THE REQUEST: Quote every item below verbatim, preserving each line without alteration.

• • • • •

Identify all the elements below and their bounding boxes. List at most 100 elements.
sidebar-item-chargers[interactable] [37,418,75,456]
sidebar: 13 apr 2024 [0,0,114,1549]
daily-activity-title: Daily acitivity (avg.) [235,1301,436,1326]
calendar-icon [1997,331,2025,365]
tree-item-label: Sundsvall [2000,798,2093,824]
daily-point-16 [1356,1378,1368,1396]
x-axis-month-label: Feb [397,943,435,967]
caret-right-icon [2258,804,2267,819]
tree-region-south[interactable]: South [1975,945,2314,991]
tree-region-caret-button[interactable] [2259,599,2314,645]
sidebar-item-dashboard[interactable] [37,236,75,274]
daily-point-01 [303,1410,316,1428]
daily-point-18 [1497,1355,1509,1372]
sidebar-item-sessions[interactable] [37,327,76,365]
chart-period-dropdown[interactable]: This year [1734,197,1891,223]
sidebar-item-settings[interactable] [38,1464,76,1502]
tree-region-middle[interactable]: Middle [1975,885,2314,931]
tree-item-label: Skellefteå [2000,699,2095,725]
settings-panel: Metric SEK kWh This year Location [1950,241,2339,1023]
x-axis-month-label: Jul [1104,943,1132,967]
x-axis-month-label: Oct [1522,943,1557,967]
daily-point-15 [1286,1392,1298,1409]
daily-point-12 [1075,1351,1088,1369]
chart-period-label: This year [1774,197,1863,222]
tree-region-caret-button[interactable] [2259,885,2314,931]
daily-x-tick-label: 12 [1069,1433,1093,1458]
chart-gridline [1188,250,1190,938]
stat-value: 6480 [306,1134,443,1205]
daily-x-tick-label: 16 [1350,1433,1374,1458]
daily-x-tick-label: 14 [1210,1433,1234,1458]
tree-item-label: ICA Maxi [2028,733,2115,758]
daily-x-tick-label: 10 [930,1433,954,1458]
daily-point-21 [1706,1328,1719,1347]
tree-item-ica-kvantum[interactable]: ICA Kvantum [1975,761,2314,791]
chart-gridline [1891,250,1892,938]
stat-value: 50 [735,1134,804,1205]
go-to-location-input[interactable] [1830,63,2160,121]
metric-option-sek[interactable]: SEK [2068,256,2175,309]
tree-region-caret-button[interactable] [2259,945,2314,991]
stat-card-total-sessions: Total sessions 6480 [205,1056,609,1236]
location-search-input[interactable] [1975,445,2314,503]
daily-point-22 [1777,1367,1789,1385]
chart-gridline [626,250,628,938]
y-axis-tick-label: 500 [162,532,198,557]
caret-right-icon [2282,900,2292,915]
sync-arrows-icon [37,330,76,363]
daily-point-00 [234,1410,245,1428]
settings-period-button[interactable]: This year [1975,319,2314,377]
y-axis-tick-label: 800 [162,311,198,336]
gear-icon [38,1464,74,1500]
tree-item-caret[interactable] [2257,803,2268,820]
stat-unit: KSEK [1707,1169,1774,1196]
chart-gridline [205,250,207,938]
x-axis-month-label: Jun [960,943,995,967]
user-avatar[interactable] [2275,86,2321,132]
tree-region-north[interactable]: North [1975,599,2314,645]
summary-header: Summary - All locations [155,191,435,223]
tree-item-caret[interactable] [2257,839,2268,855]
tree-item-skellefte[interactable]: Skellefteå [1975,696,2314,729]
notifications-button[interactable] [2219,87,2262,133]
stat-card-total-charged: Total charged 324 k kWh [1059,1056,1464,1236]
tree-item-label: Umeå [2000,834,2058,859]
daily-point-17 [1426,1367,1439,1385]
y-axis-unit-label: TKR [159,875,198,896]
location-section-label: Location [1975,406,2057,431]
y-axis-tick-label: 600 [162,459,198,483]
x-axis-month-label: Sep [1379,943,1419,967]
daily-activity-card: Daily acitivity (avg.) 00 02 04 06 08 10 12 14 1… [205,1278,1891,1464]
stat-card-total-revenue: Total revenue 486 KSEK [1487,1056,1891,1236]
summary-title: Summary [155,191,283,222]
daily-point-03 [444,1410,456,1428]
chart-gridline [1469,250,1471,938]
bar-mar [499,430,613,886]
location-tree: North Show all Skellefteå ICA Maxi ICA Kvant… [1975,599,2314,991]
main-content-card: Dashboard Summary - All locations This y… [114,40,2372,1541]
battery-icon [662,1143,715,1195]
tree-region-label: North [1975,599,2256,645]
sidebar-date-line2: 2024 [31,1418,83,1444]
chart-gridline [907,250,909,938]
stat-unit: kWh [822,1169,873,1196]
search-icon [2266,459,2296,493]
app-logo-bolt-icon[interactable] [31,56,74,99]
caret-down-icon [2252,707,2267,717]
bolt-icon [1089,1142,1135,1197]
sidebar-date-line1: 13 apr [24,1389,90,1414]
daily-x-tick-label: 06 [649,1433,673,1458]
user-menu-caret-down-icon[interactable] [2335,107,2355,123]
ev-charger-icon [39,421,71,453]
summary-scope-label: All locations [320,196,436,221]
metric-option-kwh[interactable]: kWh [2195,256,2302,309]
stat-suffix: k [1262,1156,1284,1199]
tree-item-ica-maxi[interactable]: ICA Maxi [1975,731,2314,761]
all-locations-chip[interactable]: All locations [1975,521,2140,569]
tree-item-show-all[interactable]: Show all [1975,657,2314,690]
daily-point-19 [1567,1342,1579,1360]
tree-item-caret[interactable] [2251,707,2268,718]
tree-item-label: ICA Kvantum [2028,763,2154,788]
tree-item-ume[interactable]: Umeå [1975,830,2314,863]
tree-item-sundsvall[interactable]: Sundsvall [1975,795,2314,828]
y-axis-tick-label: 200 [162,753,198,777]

• • • • •

EXERCISE SOLUTION:
Identify all the elements below and their bounding boxes. List at most 100 elements.
sidebar-item-chargers[interactable] [37,418,75,456]
sidebar: 13 apr 2024 [0,0,114,1549]
daily-activity-title: Daily acitivity (avg.) [235,1301,436,1326]
calendar-icon [1997,331,2025,365]
tree-item-label: Sundsvall [2000,798,2093,824]
daily-point-16 [1356,1378,1368,1396]
x-axis-month-label: Feb [397,943,435,967]
caret-right-icon [2258,804,2267,819]
tree-region-south[interactable]: South [1975,945,2314,991]
tree-region-caret-button[interactable] [2259,599,2314,645]
sidebar-item-dashboard[interactable] [37,236,75,274]
daily-point-01 [303,1410,316,1428]
daily-point-18 [1497,1355,1509,1372]
sidebar-item-sessions[interactable] [37,327,76,365]
chart-period-dropdown[interactable]: This year [1734,197,1891,223]
sidebar-item-settings[interactable] [38,1464,76,1502]
tree-region-middle[interactable]: Middle [1975,885,2314,931]
tree-item-label: Skellefteå [2000,699,2095,725]
settings-panel: Metric SEK kWh This year Location [1950,241,2339,1023]
x-axis-month-label: Jul [1104,943,1132,967]
x-axis-month-label: Oct [1522,943,1557,967]
daily-point-15 [1286,1392,1298,1409]
daily-point-12 [1075,1351,1088,1369]
chart-period-label: This year [1774,197,1863,222]
tree-region-caret-button[interactable] [2259,885,2314,931]
daily-x-tick-label: 12 [1069,1433,1093,1458]
chart-gridline [1188,250,1190,938]
stat-value: 6480 [306,1134,443,1205]
daily-x-tick-label: 16 [1350,1433,1374,1458]
daily-x-tick-label: 14 [1210,1433,1234,1458]
tree-item-label: ICA Maxi [2028,733,2115,758]
daily-x-tick-label: 10 [930,1433,954,1458]
daily-point-21 [1706,1328,1719,1347]
tree-item-ica-kvantum[interactable]: ICA Kvantum [1975,761,2314,791]
chart-gridline [1891,250,1892,938]
stat-value: 50 [735,1134,804,1205]
go-to-location-input[interactable] [1830,63,2160,121]
metric-option-sek[interactable]: SEK [2068,256,2175,309]
tree-region-caret-button[interactable] [2259,945,2314,991]
stat-card-total-sessions: Total sessions 6480 [205,1056,609,1236]
location-search-input[interactable] [1975,445,2314,503]
daily-point-22 [1777,1367,1789,1385]
chart-gridline [626,250,628,938]
y-axis-tick-label: 500 [162,532,198,557]
caret-right-icon [2282,900,2292,915]
sync-arrows-icon [37,330,76,363]
daily-point-00 [234,1410,245,1428]
settings-period-button[interactable]: This year [1975,319,2314,377]
y-axis-tick-label: 800 [162,311,198,336]
gear-icon [38,1464,74,1500]
tree-item-caret[interactable] [2257,803,2268,820]
stat-unit: KSEK [1707,1169,1774,1196]
chart-gridline [205,250,207,938]
x-axis-month-label: Jun [960,943,995,967]
user-avatar[interactable] [2275,86,2321,132]
tree-region-north[interactable]: North [1975,599,2314,645]
summary-header: Summary - All locations [155,191,435,223]
tree-item-caret[interactable] [2257,839,2268,855]
tree-item-skellefte[interactable]: Skellefteå [1975,696,2314,729]
notifications-button[interactable] [2219,87,2262,133]
stat-card-total-charged: Total charged 324 k kWh [1059,1056,1464,1236]
tree-item-label: Umeå [2000,834,2058,859]
daily-point-17 [1426,1367,1439,1385]
y-axis-unit-label: TKR [159,875,198,896]
location-section-label: Location [1975,406,2057,431]
y-axis-tick-label: 600 [162,459,198,483]
x-axis-month-label: Sep [1379,943,1419,967]
daily-activity-card: Daily acitivity (avg.) 00 02 04 06 08 10 12 14 1… [205,1278,1891,1464]
stat-card-total-revenue: Total revenue 486 KSEK [1487,1056,1891,1236]
summary-title: Summary [155,191,283,222]
daily-point-03 [444,1410,456,1428]
chart-gridline [1469,250,1471,938]
bar-mar [499,430,613,886]
location-tree: North Show all Skellefteå ICA Maxi ICA Kvant… [1975,599,2314,991]
main-content-card: Dashboard Summary - All locations This y… [114,40,2372,1541]
battery-icon [662,1143,715,1195]
tree-region-label: North [1975,599,2256,645]
sidebar-date-line2: 2024 [31,1418,83,1444]
chart-gridline [907,250,909,938]
stat-unit: kWh [822,1169,873,1196]
search-icon [2266,459,2296,493]
app-logo-bolt-icon[interactable] [31,56,74,99]
caret-down-icon [2252,707,2267,717]
bolt-icon [1089,1142,1135,1197]
sidebar-date-line1: 13 apr [24,1389,90,1414]
daily-x-tick-label: 06 [649,1433,673,1458]
user-menu-caret-down-icon[interactable] [2335,107,2355,123]
ev-charger-icon [39,421,71,453]
summary-scope-label: All locations [320,196,436,221]
metric-option-kwh[interactable]: kWh [2195,256,2302,309]
stat-suffix: k [1262,1156,1284,1199]
tree-item-ica-maxi[interactable]: ICA Maxi [1975,731,2314,761]
all-locations-chip[interactable]: All locations [1975,521,2140,569]
tree-item-show-all[interactable]: Show all [1975,657,2314,690]
daily-point-19 [1567,1342,1579,1360]
tree-item-caret[interactable] [2251,707,2268,718]
tree-item-label: ICA Kvantum [2028,763,2154,788]
tree-item-ume[interactable]: Umeå [1975,830,2314,863]
tree-item-sundsvall[interactable]: Sundsvall [1975,795,2314,828]
y-axis-tick-label: 200 [162,753,198,777]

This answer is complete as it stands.